▶ **Short problem**: Collect each line holding the string "商品关键词".

==== Record excerpts

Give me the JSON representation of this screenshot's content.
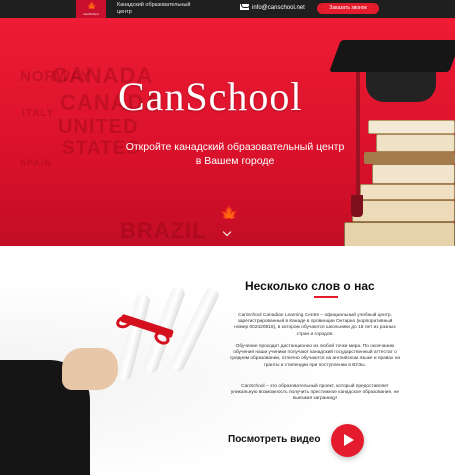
{
  "header": {
    "logo_text": "CanSchool",
    "tagline": "Канадский образовательный центр",
    "email": "info@canschool.net",
    "call_button": "Заказать звонок"
  },
  "hero": {
    "title": "CanSchool",
    "subtitle_line1": "Откройте канадский образовательный центр",
    "subtitle_line2": "в Вашем городе",
    "watermarks": [
      "CANADA",
      "CANADA",
      "UNITED",
      "STATES",
      "BRAZIL",
      "NORWAY",
      "ITALY",
      "SPAIN"
    ]
  },
  "about": {
    "title": "Несколько слов о нас",
    "para1": "CanSchool Canadian Learning Centre – официальный учебный центр, зарегистрированный в Канаде в провинции Онтарио (корпоративный номер 002420616), в котором обучаются школьники до 16 лет из разных стран и городов.",
    "para2": "Обучение проходит дистанционно из любой точки мира. По окончанию обучения наши ученики получают канадский государственный аттестат о среднем образовании, отлично обучаются на английском языке и правах на гранты и стипендии при поступлении в ВУЗы.",
    "para3": "CanSchool – это образовательный проект, который предоставляет уникальную возможность получить престижное канадское образование, не выезжая заграницу!",
    "video_label": "Посмотреть видео"
  },
  "colors": {
    "brand_red": "#e41b2c",
    "topbar": "#1f1f1f"
  }
}
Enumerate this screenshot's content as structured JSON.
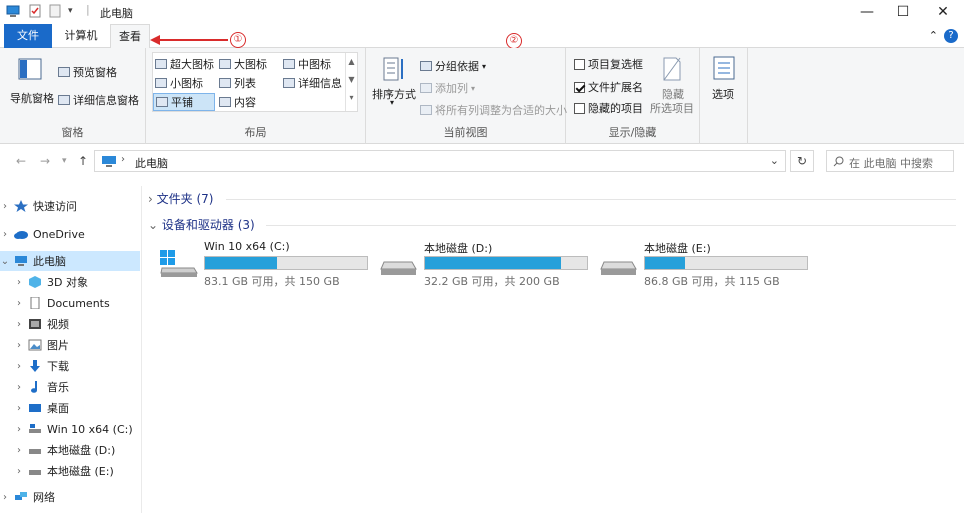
{
  "window": {
    "title": "此电脑",
    "controls": [
      "minimize-icon",
      "maximize-icon",
      "close-icon"
    ]
  },
  "tabs": [
    {
      "label": "文件"
    },
    {
      "label": "计算机"
    },
    {
      "label": "查看"
    }
  ],
  "ribbon": {
    "panes": {
      "label": "窗格",
      "nav_pane": "导航窗格",
      "preview_pane": "预览窗格",
      "details_pane": "详细信息窗格"
    },
    "layout": {
      "label": "布局",
      "options": [
        "超大图标",
        "大图标",
        "中图标",
        "小图标",
        "列表",
        "详细信息",
        "平铺",
        "内容"
      ],
      "selected": "平铺"
    },
    "current_view": {
      "label": "当前视图",
      "sort_by": "排序方式",
      "group_by": "分组依据",
      "add_columns": "添加列",
      "size_all_columns": "将所有列调整为合适的大小"
    },
    "show_hide": {
      "label": "显示/隐藏",
      "item_checkboxes": {
        "label": "项目复选框",
        "checked": false
      },
      "file_extensions": {
        "label": "文件扩展名",
        "checked": true
      },
      "hidden_items": {
        "label": "隐藏的项目",
        "checked": false
      },
      "hide_selected_line1": "隐藏",
      "hide_selected_line2": "所选项目"
    },
    "options": "选项"
  },
  "annotations": [
    "①",
    "②"
  ],
  "address": {
    "path": "此电脑",
    "search_placeholder": "在 此电脑 中搜索"
  },
  "sidebar": {
    "items": [
      {
        "label": "快速访问"
      },
      {
        "label": "OneDrive"
      },
      {
        "label": "此电脑"
      },
      {
        "label": "3D 对象"
      },
      {
        "label": "Documents"
      },
      {
        "label": "视频"
      },
      {
        "label": "图片"
      },
      {
        "label": "下载"
      },
      {
        "label": "音乐"
      },
      {
        "label": "桌面"
      },
      {
        "label": "Win 10 x64 (C:)"
      },
      {
        "label": "本地磁盘 (D:)"
      },
      {
        "label": "本地磁盘 (E:)"
      },
      {
        "label": "网络"
      }
    ]
  },
  "content": {
    "folders_header": "文件夹 (7)",
    "devices_header": "设备和驱动器 (3)",
    "drives": [
      {
        "name": "Win 10 x64 (C:)",
        "info": "83.1 GB 可用，共 150 GB",
        "used_fraction": 0.446
      },
      {
        "name": "本地磁盘 (D:)",
        "info": "32.2 GB 可用，共 200 GB",
        "used_fraction": 0.839
      },
      {
        "name": "本地磁盘 (E:)",
        "info": "86.8 GB 可用，共 115 GB",
        "used_fraction": 0.245
      }
    ]
  },
  "colors": {
    "accent": "#1a6ac9",
    "drive_fill": "#26a0da",
    "annotation": "#d92b2b"
  }
}
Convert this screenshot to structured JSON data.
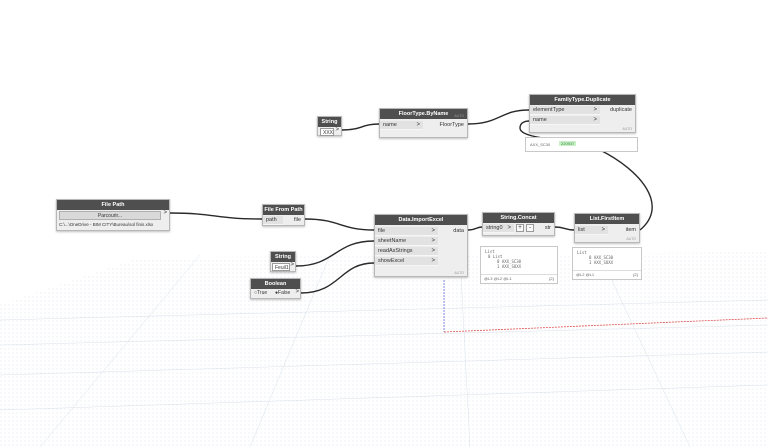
{
  "nodes": {
    "file_path": {
      "title": "File Path",
      "button": "Parcourir...",
      "path": "C:\\...\\OneDrive - BIM CITY\\Bureau\\sol finis.xlsx"
    },
    "file_from_path": {
      "title": "File From Path",
      "in_path": "path",
      "out_file": "file"
    },
    "string1": {
      "title": "String",
      "value": "XXX",
      "arrow": ">"
    },
    "floortype": {
      "title": "FloorType.ByName",
      "in_name": "name",
      "out": "FloorType",
      "foot": "AUTO"
    },
    "family_dup": {
      "title": "FamilyType.Duplicate",
      "in1": "elementType",
      "in2": "name",
      "out": "duplicate",
      "foot": "AUTO",
      "preview_label": "AXX_SC30",
      "preview_value": "220937"
    },
    "string2": {
      "title": "String",
      "value": "Feuil1",
      "arrow": ">"
    },
    "boolean": {
      "title": "Boolean",
      "opt_true": "True",
      "opt_false": "False"
    },
    "import_excel": {
      "title": "Data.ImportExcel",
      "in1": "file",
      "in2": "sheetName",
      "in3": "readAsStrings",
      "in4": "showExcel",
      "out": "data",
      "foot": "AUTO"
    },
    "concat": {
      "title": "String.Concat",
      "in": "string0",
      "plus": "+",
      "minus": "-",
      "out": "str",
      "preview": {
        "l1": "List",
        "l2": "0 List",
        "l3": "0 AXX_SC30",
        "l4": "1 AXX_SOXX",
        "levels": "@L3 @L2 @L1",
        "count": "{2}"
      }
    },
    "first_item": {
      "title": "List.FirstItem",
      "in": "list",
      "out": "item",
      "foot": "AUTO",
      "preview": {
        "l1": "List",
        "l2": "0 AXX_SC30",
        "l3": "1 AXX_SOXX",
        "levels": "@L2 @L1",
        "count": "{2}"
      }
    }
  }
}
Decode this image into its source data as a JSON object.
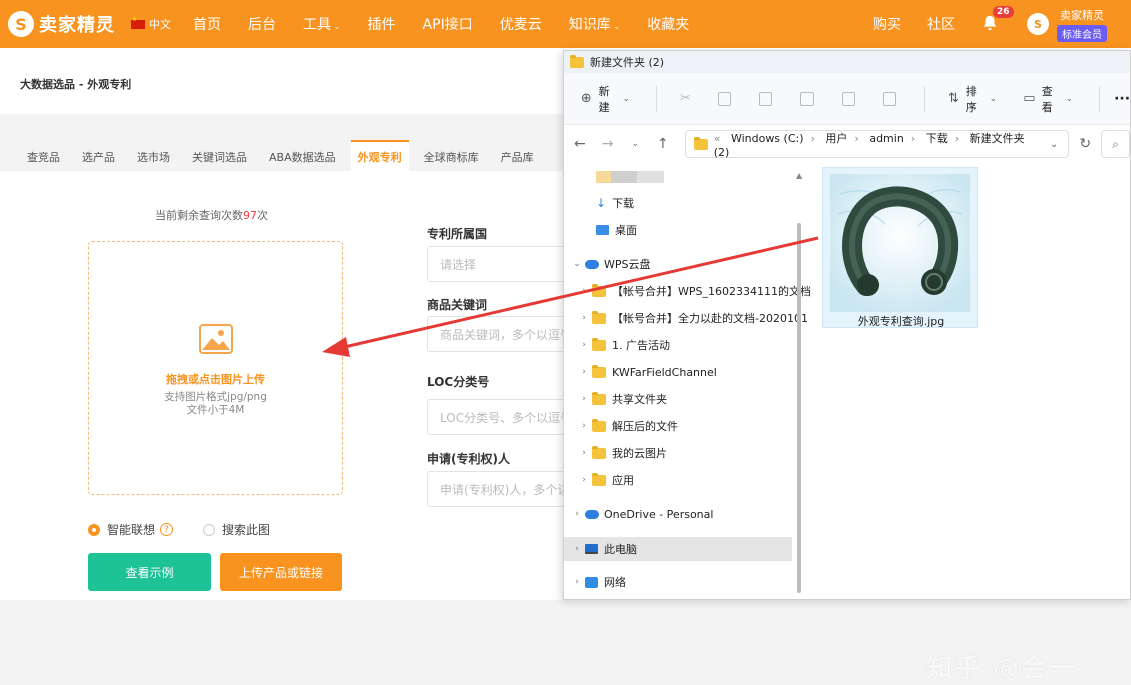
{
  "topnav": {
    "logo_text": "卖家精灵",
    "logo_mark": "S",
    "lang": "中文",
    "items": [
      {
        "label": "首页",
        "dropdown": false
      },
      {
        "label": "后台",
        "dropdown": false
      },
      {
        "label": "工具",
        "dropdown": true
      },
      {
        "label": "插件",
        "dropdown": false
      },
      {
        "label": "API接口",
        "dropdown": false
      },
      {
        "label": "优麦云",
        "dropdown": false
      },
      {
        "label": "知识库",
        "dropdown": true
      },
      {
        "label": "收藏夹",
        "dropdown": false
      }
    ],
    "right_items": [
      "购买",
      "社区"
    ],
    "notification_count": "26",
    "user_name": "卖家精灵",
    "member_badge": "标准会员",
    "avatar_mark": "S"
  },
  "breadcrumb": "大数据选品 - 外观专利",
  "tabs": [
    "查竞品",
    "选产品",
    "选市场",
    "关键词选品",
    "ABA数据选品",
    "外观专利",
    "全球商标库",
    "产品库"
  ],
  "active_tab": "外观专利",
  "remain": {
    "prefix": "当前剩余查询次数",
    "count": "97",
    "suffix": "次"
  },
  "upload": {
    "title": "拖拽或点击图片上传",
    "sub1": "支持图片格式jpg/png",
    "sub2": "文件小于4M"
  },
  "radios": {
    "option1": "智能联想",
    "help": "?",
    "option2": "搜索此图"
  },
  "buttons": {
    "example": "查看示例",
    "upload_link": "上传产品或链接"
  },
  "fields": [
    {
      "label": "专利所属国",
      "placeholder": "请选择"
    },
    {
      "label": "商品关键词",
      "placeholder": "商品关键词，多个以逗号"
    },
    {
      "label": "LOC分类号",
      "placeholder": "LOC分类号、多个以逗号"
    },
    {
      "label": "申请(专利权)人",
      "placeholder": "申请(专利权)人，多个读"
    }
  ],
  "explorer": {
    "title": "新建文件夹 (2)",
    "toolbar": {
      "new_label": "新建",
      "sort_label": "排序",
      "view_label": "查看",
      "more": "···"
    },
    "address": {
      "prefix": "«",
      "crumbs": [
        "Windows (C:)",
        "用户",
        "admin",
        "下载",
        "新建文件夹 (2)"
      ]
    },
    "tree": {
      "downloads": "下载",
      "desktop": "桌面",
      "wps": "WPS云盘",
      "folders": [
        "【帐号合并】WPS_1602334111的文档",
        "【帐号合并】全力以赴的文档-2020101",
        "1. 广告活动",
        "KWFarFieldChannel",
        "共享文件夹",
        "解压后的文件",
        "我的云图片",
        "应用"
      ],
      "onedrive": "OneDrive - Personal",
      "this_pc": "此电脑",
      "network": "网络"
    },
    "file": {
      "name": "外观专利查询.jpg"
    }
  },
  "watermark": "知乎 @会一",
  "colors": {
    "brand": "#f7931e",
    "green": "#1ec297",
    "member": "#6a5cf4",
    "arrow": "#e53935"
  }
}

========

▶ **Finished answer**:
      "label": "商品关键词",
      "placeholder": "商品关键词，多个以逗号"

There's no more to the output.